The problem → Pull out every line with the word "messages" from the entries below.

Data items
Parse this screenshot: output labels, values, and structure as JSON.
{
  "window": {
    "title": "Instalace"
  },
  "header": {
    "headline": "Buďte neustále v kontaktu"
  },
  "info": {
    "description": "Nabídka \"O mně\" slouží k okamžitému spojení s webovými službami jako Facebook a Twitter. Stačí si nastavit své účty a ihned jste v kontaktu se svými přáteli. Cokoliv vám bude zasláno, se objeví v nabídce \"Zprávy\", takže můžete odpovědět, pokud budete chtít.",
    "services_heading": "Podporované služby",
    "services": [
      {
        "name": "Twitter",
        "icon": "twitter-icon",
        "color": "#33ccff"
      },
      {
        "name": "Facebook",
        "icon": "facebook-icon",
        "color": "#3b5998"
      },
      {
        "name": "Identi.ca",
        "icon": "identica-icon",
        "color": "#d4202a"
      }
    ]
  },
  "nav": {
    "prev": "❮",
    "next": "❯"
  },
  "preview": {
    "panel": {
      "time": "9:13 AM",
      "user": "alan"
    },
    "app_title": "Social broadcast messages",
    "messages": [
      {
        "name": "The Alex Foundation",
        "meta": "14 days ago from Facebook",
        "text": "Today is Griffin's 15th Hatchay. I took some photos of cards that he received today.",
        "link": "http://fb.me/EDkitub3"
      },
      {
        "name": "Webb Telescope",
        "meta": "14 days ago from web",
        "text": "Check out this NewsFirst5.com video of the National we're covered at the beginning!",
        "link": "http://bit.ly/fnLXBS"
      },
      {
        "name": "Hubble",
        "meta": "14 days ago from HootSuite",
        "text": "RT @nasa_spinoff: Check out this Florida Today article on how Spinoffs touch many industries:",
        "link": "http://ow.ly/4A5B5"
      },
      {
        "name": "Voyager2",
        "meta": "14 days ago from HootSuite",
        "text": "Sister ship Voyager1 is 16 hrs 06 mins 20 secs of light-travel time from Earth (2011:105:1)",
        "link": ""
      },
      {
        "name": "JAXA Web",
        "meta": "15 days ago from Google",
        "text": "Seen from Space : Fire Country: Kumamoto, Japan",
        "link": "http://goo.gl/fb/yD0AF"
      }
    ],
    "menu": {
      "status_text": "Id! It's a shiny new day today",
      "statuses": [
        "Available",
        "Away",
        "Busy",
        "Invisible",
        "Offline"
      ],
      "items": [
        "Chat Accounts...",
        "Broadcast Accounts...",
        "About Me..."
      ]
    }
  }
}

Exercise output →
    "app_title": "Social broadcast messages",
    "messages": [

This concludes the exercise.